## Exercise aim:
Copy out each line containing "Selector" from the entries below.

## Supplied data:
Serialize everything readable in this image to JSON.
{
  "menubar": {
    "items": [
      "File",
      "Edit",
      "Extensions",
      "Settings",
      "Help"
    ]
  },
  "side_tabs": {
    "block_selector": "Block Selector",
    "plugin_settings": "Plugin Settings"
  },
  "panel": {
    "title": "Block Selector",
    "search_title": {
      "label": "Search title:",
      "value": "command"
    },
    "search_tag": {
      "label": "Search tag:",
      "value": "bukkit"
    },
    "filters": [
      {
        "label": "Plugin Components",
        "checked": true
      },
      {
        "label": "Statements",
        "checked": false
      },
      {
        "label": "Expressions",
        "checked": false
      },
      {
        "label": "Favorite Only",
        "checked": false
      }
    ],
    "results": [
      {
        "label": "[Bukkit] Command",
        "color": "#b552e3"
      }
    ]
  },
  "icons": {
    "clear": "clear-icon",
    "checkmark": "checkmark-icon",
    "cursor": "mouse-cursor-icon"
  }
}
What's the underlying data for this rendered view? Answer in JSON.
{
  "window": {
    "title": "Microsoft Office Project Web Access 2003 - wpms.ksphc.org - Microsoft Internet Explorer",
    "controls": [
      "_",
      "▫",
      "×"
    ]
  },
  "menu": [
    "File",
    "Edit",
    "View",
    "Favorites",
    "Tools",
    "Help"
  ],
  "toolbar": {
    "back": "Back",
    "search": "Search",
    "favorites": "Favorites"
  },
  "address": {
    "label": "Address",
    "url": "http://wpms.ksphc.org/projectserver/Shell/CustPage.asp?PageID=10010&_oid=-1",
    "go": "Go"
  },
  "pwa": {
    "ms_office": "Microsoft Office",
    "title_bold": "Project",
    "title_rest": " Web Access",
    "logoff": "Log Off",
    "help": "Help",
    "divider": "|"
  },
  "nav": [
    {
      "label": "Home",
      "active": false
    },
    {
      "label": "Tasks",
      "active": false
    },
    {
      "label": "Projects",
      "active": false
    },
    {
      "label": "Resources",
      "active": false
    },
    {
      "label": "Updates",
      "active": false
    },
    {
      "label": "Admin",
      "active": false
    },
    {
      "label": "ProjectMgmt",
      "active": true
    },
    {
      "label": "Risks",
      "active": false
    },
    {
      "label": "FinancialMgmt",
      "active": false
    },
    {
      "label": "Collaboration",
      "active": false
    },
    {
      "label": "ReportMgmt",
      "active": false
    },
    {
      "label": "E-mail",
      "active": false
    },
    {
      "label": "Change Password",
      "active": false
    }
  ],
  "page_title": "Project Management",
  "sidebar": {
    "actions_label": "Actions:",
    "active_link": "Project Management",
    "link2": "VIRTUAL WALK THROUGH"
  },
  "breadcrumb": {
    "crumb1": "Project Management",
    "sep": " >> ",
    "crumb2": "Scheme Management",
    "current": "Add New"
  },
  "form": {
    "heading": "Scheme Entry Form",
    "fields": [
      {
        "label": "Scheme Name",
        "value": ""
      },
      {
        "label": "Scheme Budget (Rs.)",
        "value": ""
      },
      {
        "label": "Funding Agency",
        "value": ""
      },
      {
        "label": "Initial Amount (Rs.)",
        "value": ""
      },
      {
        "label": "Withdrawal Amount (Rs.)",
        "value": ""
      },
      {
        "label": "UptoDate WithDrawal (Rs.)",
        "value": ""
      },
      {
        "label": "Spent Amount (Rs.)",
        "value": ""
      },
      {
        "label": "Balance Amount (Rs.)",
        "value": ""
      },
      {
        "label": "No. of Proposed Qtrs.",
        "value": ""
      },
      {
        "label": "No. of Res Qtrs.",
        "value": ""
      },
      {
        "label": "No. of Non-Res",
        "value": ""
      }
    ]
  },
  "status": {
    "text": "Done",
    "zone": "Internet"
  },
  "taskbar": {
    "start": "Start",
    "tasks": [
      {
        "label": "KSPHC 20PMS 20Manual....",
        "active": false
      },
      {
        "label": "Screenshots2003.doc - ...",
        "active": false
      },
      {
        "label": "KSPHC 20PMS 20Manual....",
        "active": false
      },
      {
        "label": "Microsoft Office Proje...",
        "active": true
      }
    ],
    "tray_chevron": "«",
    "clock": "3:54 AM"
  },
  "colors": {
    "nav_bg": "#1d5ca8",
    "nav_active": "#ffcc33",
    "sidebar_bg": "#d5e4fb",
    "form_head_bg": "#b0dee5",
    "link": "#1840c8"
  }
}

--

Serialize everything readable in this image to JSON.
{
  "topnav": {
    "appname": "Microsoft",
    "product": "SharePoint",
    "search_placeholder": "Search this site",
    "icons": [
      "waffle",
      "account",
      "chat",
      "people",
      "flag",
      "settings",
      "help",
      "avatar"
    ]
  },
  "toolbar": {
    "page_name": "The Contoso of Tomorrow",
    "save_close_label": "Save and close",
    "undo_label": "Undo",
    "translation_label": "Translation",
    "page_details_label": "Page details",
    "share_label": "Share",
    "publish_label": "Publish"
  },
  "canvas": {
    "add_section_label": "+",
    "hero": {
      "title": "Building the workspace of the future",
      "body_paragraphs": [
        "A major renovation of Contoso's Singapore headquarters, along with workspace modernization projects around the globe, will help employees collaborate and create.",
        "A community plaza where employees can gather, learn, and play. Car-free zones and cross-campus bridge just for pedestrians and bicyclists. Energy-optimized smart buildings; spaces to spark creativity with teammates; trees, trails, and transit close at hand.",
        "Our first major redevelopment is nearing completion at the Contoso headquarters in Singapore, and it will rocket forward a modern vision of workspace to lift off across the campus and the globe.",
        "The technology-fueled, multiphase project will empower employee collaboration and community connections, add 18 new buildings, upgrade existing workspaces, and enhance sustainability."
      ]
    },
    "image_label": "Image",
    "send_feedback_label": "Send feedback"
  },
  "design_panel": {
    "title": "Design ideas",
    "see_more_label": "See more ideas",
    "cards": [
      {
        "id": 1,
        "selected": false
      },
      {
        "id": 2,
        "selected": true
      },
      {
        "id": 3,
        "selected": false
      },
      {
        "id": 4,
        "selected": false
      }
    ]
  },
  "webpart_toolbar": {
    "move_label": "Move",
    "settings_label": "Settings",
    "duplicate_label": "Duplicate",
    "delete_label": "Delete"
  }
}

## Exercise response:
    "block_selector": "Block Selector",
    "title": "Block Selector",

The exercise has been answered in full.